# Directions
Your task is to transcribe the data in full.

[Data entries for graphics]
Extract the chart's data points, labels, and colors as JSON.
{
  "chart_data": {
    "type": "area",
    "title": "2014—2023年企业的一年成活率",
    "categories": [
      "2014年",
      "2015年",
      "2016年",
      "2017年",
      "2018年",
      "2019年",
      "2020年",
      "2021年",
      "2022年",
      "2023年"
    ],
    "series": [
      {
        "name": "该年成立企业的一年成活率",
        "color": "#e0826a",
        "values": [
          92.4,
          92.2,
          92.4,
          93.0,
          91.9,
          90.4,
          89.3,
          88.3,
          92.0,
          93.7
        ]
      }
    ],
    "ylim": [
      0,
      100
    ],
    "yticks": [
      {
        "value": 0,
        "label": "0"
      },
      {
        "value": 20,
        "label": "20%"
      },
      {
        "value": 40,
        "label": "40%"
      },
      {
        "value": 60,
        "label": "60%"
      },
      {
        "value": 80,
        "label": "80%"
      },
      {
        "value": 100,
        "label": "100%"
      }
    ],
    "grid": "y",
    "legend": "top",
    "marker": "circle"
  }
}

# Solution to this exercise
Extract the chart's data points, labels, and colors as JSON.
{
  "chart_data": {
    "type": "area",
    "title": "2014—2023年企业的一年成活率",
    "categories": [
      "2014年",
      "2015年",
      "2016年",
      "2017年",
      "2018年",
      "2019年",
      "2020年",
      "2021年",
      "2022年",
      "2023年"
    ],
    "series": [
      {
        "name": "该年成立企业的一年成活率",
        "color": "#e0826a",
        "values": [
          92.4,
          92.2,
          92.4,
          93.0,
          91.9,
          90.4,
          89.3,
          88.3,
          92.0,
          93.7
        ]
      }
    ],
    "ylim": [
      0,
      100
    ],
    "yticks": [
      {
        "value": 0,
        "label": "0"
      },
      {
        "value": 20,
        "label": "20%"
      },
      {
        "value": 40,
        "label": "40%"
      },
      {
        "value": 60,
        "label": "60%"
      },
      {
        "value": 80,
        "label": "80%"
      },
      {
        "value": 100,
        "label": "100%"
      }
    ],
    "grid": "y",
    "legend": "top",
    "marker": "circle"
  }
}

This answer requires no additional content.